[REQUIREMENT] Repeat every entry in the listing below, exactly.
# Start of DATA IN THIS EXERCISE
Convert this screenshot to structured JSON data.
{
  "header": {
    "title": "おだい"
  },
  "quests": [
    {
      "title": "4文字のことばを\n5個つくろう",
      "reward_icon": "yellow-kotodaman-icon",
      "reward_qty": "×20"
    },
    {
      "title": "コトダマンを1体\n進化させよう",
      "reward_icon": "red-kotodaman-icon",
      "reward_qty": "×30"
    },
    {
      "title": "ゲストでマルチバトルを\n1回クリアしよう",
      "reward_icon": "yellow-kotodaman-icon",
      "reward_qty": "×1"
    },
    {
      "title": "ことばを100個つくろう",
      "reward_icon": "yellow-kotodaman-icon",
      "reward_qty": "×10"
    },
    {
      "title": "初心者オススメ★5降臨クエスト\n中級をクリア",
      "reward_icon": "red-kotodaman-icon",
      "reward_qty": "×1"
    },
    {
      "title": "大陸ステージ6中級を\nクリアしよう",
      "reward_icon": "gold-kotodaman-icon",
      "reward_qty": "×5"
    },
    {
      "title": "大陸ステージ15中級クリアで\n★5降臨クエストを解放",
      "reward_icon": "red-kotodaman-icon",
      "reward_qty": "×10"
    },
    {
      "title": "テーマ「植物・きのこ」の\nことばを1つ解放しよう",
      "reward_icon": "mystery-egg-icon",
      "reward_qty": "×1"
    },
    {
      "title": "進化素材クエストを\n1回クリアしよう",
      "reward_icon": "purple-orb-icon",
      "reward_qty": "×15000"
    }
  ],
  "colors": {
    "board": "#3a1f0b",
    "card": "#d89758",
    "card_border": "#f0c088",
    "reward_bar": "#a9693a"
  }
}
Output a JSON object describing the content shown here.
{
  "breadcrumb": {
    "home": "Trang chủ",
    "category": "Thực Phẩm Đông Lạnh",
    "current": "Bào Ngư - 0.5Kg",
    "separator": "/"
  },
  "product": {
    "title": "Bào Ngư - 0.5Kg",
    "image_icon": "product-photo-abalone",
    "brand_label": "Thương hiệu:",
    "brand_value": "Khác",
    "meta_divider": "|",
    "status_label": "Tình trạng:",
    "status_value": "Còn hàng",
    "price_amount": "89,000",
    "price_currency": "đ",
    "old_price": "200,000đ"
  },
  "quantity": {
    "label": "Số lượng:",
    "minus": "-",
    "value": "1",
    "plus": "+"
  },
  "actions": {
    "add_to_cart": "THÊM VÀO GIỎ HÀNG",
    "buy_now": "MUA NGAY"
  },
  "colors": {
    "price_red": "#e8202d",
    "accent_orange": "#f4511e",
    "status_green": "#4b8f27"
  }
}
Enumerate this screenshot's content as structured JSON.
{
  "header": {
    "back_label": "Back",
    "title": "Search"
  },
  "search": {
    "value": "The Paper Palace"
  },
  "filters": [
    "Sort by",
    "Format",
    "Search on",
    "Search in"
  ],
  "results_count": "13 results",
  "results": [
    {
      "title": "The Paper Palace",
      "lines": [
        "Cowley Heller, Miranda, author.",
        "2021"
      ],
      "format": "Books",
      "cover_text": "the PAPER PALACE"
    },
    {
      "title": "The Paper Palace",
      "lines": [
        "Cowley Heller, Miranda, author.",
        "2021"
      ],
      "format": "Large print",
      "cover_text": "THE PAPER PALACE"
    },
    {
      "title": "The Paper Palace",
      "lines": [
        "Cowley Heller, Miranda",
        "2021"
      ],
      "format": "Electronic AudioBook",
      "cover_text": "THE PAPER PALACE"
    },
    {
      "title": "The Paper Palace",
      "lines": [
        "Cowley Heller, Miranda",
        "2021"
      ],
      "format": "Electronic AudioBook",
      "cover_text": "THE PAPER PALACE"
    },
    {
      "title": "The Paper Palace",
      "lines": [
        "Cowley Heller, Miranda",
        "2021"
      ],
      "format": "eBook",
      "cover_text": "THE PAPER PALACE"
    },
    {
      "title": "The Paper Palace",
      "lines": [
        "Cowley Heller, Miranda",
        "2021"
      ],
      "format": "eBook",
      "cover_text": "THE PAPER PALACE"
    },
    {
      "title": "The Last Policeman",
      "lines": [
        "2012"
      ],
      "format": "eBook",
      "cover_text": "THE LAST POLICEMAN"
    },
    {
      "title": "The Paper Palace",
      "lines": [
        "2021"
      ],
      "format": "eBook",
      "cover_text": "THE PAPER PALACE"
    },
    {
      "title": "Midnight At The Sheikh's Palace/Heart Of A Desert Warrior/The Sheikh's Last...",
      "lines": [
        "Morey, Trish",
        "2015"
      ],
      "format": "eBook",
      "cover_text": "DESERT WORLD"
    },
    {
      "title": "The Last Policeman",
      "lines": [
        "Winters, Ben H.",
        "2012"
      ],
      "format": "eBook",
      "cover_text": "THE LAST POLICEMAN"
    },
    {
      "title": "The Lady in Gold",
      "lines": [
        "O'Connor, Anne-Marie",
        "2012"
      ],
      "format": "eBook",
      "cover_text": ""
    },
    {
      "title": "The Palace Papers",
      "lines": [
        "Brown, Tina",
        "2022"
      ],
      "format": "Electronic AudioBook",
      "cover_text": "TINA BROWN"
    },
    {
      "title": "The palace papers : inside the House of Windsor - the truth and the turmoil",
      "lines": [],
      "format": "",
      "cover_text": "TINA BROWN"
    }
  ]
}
# End of DATA IN THIS EXERCISE
[PROBLEM SOLUTION]
Convert this screenshot to structured JSON data.
{
  "header": {
    "title": "おだい"
  },
  "quests": [
    {
      "title": "4文字のことばを\n5個つくろう",
      "reward_icon": "yellow-kotodaman-icon",
      "reward_qty": "×20"
    },
    {
      "title": "コトダマンを1体\n進化させよう",
      "reward_icon": "red-kotodaman-icon",
      "reward_qty": "×30"
    },
    {
      "title": "ゲストでマルチバトルを\n1回クリアしよう",
      "reward_icon": "yellow-kotodaman-icon",
      "reward_qty": "×1"
    },
    {
      "title": "ことばを100個つくろう",
      "reward_icon": "yellow-kotodaman-icon",
      "reward_qty": "×10"
    },
    {
      "title": "初心者オススメ★5降臨クエスト\n中級をクリア",
      "reward_icon": "red-kotodaman-icon",
      "reward_qty": "×1"
    },
    {
      "title": "大陸ステージ6中級を\nクリアしよう",
      "reward_icon": "gold-kotodaman-icon",
      "reward_qty": "×5"
    },
    {
      "title": "大陸ステージ15中級クリアで\n★5降臨クエストを解放",
      "reward_icon": "red-kotodaman-icon",
      "reward_qty": "×10"
    },
    {
      "title": "テーマ「植物・きのこ」の\nことばを1つ解放しよう",
      "reward_icon": "mystery-egg-icon",
      "reward_qty": "×1"
    },
    {
      "title": "進化素材クエストを\n1回クリアしよう",
      "reward_icon": "purple-orb-icon",
      "reward_qty": "×15000"
    }
  ],
  "colors": {
    "board": "#3a1f0b",
    "card": "#d89758",
    "card_border": "#f0c088",
    "reward_bar": "#a9693a"
  }
}
Output a JSON object describing the content shown here.
{
  "breadcrumb": {
    "home": "Trang chủ",
    "category": "Thực Phẩm Đông Lạnh",
    "current": "Bào Ngư - 0.5Kg",
    "separator": "/"
  },
  "product": {
    "title": "Bào Ngư - 0.5Kg",
    "image_icon": "product-photo-abalone",
    "brand_label": "Thương hiệu:",
    "brand_value": "Khác",
    "meta_divider": "|",
    "status_label": "Tình trạng:",
    "status_value": "Còn hàng",
    "price_amount": "89,000",
    "price_currency": "đ",
    "old_price": "200,000đ"
  },
  "quantity": {
    "label": "Số lượng:",
    "minus": "-",
    "value": "1",
    "plus": "+"
  },
  "actions": {
    "add_to_cart": "THÊM VÀO GIỎ HÀNG",
    "buy_now": "MUA NGAY"
  },
  "colors": {
    "price_red": "#e8202d",
    "accent_orange": "#f4511e",
    "status_green": "#4b8f27"
  }
}
Enumerate this screenshot's content as structured JSON.
{
  "header": {
    "back_label": "Back",
    "title": "Search"
  },
  "search": {
    "value": "The Paper Palace"
  },
  "filters": [
    "Sort by",
    "Format",
    "Search on",
    "Search in"
  ],
  "results_count": "13 results",
  "results": [
    {
      "title": "The Paper Palace",
      "lines": [
        "Cowley Heller, Miranda, author.",
        "2021"
      ],
      "format": "Books",
      "cover_text": "the PAPER PALACE"
    },
    {
      "title": "The Paper Palace",
      "lines": [
        "Cowley Heller, Miranda, author.",
        "2021"
      ],
      "format": "Large print",
      "cover_text": "THE PAPER PALACE"
    },
    {
      "title": "The Paper Palace",
      "lines": [
        "Cowley Heller, Miranda",
        "2021"
      ],
      "format": "Electronic AudioBook",
      "cover_text": "THE PAPER PALACE"
    },
    {
      "title": "The Paper Palace",
      "lines": [
        "Cowley Heller, Miranda",
        "2021"
      ],
      "format": "Electronic AudioBook",
      "cover_text": "THE PAPER PALACE"
    },
    {
      "title": "The Paper Palace",
      "lines": [
        "Cowley Heller, Miranda",
        "2021"
      ],
      "format": "eBook",
      "cover_text": "THE PAPER PALACE"
    },
    {
      "title": "The Paper Palace",
      "lines": [
        "Cowley Heller, Miranda",
        "2021"
      ],
      "format": "eBook",
      "cover_text": "THE PAPER PALACE"
    },
    {
      "title": "The Last Policeman",
      "lines": [
        "2012"
      ],
      "format": "eBook",
      "cover_text": "THE LAST POLICEMAN"
    },
    {
      "title": "The Paper Palace",
      "lines": [
        "2021"
      ],
      "format": "eBook",
      "cover_text": "THE PAPER PALACE"
    },
    {
      "title": "Midnight At The Sheikh's Palace/Heart Of A Desert Warrior/The Sheikh's Last...",
      "lines": [
        "Morey, Trish",
        "2015"
      ],
      "format": "eBook",
      "cover_text": "DESERT WORLD"
    },
    {
      "title": "The Last Policeman",
      "lines": [
        "Winters, Ben H.",
        "2012"
      ],
      "format": "eBook",
      "cover_text": "THE LAST POLICEMAN"
    },
    {
      "title": "The Lady in Gold",
      "lines": [
        "O'Connor, Anne-Marie",
        "2012"
      ],
      "format": "eBook",
      "cover_text": ""
    },
    {
      "title": "The Palace Papers",
      "lines": [
        "Brown, Tina",
        "2022"
      ],
      "format": "Electronic AudioBook",
      "cover_text": "TINA BROWN"
    },
    {
      "title": "The palace papers : inside the House of Windsor - the truth and the turmoil",
      "lines": [],
      "format": "",
      "cover_text": "TINA BROWN"
    }
  ]
}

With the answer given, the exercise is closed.